Ports along the European coast are being reduced to rubble heaps of depopulated desolation. In regions considered especially vulnerable, the Nazis are carrying a new system of defense installations twenty miles further inland. Mountain passes and hills far in the interior are being fortified against paratroops.
Impressment of labor
The levée en masse whereby the Germans seek to expand their multitude of labor slaves for industry and conscripts for their new “service army" is proceeding with a ruthlessness that beggars description. The whip and the execution squad are invoked to speed this gigantic enterprise in impressment.
Terror begets terror. The Nazi levée en masse is generating unease in the Reich. The Party press warns all Germans to beware of “foreigners"— who constitute, according to Dr. Fritz Sauckel, Commissioner of Labor, about two thirds of all those now employed in Germany’s war industries. Approximately 800,000 Gestapo agents have been set to watch the “slaves.” Discussion mounts of the dangers of the “Trojan Horse” in the land. Das Schwartze Korps screams daily against the threat of “contamination,” sabotage, circulation of “evil news,” slowdowns in production, multiplying “accidents,” and fires. So deep is the official alarm in Moravia and Bohemia that the Czech Orthodox Church has been dissolved, the Czech Nazi Party disbanded.

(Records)
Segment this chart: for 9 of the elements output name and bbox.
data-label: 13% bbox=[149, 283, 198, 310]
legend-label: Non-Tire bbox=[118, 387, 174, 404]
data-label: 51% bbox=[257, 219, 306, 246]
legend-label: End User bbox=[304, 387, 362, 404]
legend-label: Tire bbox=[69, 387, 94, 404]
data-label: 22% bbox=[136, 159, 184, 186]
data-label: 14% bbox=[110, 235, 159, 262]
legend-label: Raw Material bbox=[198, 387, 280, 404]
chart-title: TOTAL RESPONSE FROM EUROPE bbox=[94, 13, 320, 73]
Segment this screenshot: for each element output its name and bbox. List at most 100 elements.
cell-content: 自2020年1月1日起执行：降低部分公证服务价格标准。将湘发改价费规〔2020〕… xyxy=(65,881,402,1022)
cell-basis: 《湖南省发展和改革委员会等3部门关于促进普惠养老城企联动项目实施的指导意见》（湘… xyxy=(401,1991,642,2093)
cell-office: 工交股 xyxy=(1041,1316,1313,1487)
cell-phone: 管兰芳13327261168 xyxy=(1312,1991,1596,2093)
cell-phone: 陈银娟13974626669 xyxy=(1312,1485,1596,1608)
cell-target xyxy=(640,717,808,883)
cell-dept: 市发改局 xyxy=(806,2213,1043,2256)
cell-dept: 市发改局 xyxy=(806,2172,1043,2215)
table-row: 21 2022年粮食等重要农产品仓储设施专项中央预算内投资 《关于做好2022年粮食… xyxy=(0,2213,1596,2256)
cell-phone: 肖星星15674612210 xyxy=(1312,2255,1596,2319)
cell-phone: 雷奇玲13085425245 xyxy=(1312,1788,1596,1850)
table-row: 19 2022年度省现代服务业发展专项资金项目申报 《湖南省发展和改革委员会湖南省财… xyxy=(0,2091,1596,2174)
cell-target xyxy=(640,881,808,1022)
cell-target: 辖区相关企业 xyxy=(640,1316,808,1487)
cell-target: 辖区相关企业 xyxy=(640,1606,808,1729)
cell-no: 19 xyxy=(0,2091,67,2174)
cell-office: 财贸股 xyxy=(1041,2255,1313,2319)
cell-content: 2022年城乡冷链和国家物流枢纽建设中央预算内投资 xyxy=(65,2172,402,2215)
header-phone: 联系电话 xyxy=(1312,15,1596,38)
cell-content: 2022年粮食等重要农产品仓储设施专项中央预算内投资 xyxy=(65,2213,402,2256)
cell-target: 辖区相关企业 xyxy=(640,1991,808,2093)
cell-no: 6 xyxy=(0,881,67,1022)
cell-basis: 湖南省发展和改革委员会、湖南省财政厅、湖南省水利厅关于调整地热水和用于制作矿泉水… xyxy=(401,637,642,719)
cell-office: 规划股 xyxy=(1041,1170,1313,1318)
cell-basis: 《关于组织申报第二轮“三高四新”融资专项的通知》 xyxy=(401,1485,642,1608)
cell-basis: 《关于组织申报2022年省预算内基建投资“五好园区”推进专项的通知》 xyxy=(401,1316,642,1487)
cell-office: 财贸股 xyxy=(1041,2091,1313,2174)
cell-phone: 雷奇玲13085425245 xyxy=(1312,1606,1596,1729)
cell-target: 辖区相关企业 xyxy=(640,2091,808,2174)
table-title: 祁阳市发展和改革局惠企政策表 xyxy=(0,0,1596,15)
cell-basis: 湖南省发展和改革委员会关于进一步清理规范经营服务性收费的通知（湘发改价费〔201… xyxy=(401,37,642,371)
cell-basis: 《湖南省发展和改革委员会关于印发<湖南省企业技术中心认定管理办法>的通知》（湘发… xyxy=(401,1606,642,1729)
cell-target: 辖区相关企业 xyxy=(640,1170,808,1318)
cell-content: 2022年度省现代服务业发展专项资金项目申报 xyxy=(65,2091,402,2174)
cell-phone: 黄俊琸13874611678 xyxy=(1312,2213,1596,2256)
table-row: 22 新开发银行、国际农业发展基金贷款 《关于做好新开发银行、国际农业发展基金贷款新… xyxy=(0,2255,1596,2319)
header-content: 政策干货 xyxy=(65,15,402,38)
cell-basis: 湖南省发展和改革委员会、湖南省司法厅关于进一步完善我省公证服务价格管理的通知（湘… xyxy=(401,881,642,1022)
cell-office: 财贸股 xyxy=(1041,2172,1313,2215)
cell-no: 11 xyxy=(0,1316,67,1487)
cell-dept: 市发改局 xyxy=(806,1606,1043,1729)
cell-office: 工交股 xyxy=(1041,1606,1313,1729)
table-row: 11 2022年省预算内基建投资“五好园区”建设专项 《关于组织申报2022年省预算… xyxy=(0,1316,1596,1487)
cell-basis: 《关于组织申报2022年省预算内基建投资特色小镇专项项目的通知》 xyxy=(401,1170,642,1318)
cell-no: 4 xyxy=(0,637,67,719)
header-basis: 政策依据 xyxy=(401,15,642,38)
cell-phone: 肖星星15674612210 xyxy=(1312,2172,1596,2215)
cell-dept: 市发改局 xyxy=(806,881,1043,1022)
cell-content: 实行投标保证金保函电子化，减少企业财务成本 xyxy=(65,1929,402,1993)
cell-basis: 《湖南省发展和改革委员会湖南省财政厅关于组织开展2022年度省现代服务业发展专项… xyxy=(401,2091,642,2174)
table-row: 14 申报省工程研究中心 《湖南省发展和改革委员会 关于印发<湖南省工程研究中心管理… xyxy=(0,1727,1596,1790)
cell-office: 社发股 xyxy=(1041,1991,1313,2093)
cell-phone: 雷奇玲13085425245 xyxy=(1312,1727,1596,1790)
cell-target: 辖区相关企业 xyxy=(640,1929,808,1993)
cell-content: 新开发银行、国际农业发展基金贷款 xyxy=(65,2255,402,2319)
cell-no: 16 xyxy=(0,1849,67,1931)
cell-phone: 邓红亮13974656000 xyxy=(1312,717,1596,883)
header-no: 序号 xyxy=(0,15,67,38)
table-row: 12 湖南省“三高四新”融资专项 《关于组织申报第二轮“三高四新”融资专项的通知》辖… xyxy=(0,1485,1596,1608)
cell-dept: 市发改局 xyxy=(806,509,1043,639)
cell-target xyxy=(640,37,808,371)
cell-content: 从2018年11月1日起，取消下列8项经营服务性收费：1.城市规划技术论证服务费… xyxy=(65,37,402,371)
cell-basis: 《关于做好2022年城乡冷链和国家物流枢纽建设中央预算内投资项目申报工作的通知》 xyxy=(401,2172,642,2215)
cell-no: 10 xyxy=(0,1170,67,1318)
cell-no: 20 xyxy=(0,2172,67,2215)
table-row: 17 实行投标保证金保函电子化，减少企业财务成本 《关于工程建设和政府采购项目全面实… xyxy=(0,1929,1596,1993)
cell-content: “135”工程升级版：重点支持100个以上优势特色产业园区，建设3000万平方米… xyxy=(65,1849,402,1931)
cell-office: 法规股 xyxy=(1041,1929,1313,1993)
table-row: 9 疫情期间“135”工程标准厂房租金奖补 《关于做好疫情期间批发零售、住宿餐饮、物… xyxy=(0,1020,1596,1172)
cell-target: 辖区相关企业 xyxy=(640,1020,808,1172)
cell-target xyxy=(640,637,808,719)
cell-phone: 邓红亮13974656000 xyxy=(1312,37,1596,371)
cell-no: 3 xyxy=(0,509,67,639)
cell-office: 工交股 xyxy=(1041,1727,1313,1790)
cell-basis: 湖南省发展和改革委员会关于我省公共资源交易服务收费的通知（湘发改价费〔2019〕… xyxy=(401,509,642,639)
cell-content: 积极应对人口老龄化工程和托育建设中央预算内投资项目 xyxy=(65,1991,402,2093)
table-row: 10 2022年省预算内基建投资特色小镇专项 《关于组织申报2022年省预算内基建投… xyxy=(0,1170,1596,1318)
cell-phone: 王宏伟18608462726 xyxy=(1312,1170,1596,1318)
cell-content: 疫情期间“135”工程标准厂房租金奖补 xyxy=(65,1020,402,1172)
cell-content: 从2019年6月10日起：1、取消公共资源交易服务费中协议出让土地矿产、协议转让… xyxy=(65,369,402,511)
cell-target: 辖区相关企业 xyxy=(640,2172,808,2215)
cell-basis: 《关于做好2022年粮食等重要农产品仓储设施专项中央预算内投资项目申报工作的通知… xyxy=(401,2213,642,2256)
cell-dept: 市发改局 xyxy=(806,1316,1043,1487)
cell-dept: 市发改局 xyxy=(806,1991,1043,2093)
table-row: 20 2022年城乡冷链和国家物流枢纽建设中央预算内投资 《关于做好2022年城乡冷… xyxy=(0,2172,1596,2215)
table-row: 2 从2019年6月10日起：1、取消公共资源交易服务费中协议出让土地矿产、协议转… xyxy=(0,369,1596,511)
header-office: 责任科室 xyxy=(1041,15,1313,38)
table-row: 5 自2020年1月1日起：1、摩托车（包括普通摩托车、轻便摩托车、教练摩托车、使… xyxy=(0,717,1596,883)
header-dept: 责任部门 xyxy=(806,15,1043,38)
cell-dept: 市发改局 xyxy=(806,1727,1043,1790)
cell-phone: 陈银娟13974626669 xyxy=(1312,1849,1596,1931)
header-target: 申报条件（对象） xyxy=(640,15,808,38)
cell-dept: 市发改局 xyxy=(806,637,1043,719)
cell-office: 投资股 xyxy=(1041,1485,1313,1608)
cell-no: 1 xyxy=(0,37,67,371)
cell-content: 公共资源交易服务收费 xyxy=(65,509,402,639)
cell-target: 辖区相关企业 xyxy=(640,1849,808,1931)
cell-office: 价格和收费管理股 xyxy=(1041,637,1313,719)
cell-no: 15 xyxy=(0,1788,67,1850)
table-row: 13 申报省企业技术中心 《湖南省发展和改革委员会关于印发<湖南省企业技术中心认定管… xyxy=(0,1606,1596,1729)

(Challenge 1)
In the passage on Nazi labor impressment, list everything that Das Schwartze Korps is said to scream against daily.
(Challenge 2)
Show every line of the records that contains the string "header".
The records are unrelated to the text.

(Complete answer 1)
- "contamination"
- sabotage
- circulation of "evil news"
- slowdowns in production
- multiplying "accidents"
- fires

(Complete answer 2)
header-phone: 联系电话 xyxy=(1312,15,1596,38)
header-content: 政策干货 xyxy=(65,15,402,38)
header-basis: 政策依据 xyxy=(401,15,642,38)
header-no: 序号 xyxy=(0,15,67,38)
header-office: 责任科室 xyxy=(1041,15,1313,38)
header-dept: 责任部门 xyxy=(806,15,1043,38)
header-target: 申报条件（对象） xyxy=(640,15,808,38)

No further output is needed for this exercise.